───── DATA IN THIS EXERCISE
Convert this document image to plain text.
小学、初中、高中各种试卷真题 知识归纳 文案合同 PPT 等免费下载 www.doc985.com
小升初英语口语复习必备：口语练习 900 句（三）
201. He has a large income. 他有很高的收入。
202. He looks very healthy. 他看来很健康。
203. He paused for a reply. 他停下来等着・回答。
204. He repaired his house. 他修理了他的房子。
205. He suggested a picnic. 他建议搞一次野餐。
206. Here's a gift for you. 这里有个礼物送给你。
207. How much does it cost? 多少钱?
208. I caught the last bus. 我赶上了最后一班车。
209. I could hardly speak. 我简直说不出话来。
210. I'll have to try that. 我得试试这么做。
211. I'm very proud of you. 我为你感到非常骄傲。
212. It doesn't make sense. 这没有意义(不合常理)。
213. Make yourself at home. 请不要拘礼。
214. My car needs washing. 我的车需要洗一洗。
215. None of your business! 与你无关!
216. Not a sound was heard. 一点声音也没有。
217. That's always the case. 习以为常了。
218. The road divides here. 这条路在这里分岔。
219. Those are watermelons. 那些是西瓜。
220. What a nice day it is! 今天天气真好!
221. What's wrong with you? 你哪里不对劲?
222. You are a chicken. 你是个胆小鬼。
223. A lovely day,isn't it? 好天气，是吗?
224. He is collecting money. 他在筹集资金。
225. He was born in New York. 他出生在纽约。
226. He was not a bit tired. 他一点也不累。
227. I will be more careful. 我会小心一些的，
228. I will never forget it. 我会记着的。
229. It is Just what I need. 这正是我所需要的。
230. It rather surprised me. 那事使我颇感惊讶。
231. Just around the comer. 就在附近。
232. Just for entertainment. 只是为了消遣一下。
──────────
───── DATA IN THIS EXERCISE
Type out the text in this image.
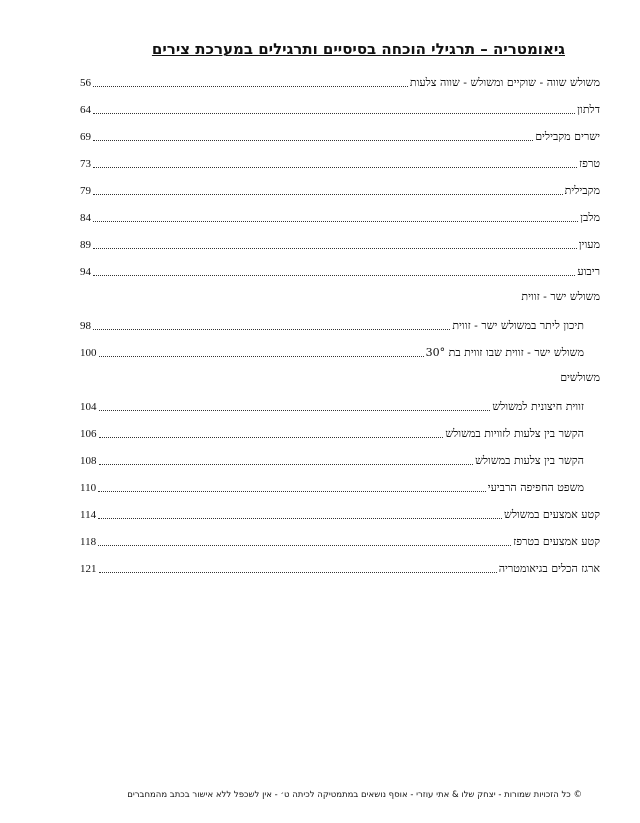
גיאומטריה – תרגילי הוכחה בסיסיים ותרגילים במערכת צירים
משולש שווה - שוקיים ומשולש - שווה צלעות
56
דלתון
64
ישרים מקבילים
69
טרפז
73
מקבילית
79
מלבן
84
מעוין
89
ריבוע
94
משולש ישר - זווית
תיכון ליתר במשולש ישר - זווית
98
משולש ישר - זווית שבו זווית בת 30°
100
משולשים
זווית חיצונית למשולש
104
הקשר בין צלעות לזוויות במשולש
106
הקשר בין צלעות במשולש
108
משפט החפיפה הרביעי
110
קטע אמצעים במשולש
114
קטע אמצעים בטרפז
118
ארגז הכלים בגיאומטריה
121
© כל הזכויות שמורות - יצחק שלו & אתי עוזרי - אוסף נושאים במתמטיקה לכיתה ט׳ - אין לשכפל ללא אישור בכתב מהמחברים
──────────
───── DATA IN THIS EXERCISE
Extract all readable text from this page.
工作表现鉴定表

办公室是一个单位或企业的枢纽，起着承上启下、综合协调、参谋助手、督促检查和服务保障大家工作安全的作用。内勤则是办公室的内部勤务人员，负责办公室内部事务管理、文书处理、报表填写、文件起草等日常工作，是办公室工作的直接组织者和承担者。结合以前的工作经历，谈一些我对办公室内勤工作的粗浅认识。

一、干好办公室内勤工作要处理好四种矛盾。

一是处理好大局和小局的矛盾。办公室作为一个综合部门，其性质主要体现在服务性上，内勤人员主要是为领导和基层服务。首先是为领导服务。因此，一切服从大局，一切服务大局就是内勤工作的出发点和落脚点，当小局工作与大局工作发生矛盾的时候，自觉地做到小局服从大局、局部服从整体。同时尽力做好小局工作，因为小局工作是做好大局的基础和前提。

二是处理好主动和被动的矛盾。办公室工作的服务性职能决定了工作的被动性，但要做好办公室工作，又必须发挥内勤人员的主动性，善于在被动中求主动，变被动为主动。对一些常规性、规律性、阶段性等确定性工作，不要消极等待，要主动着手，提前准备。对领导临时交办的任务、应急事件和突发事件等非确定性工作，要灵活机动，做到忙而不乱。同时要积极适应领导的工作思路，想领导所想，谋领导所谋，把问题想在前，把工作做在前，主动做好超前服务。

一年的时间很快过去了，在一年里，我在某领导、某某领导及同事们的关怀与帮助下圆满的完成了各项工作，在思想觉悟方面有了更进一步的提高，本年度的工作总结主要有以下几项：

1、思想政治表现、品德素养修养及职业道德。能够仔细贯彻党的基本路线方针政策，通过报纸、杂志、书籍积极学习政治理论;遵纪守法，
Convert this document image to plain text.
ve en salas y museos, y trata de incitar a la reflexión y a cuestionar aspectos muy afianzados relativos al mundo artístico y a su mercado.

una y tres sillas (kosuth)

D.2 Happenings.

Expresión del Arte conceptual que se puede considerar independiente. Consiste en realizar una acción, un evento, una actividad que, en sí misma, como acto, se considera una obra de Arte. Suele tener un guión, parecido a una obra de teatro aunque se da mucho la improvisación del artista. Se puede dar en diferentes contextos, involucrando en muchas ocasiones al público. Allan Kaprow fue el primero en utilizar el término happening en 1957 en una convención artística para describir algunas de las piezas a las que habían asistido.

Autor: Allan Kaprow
──────────
Look through the listing and extract every line with "צלעות" in it.

- [TASK SOLUTION]:
משולש שווה - שוקיים ומשולש - שווה צלעות
הקשר בין צלעות לזוויות במשולש
הקשר בין צלעות במשולש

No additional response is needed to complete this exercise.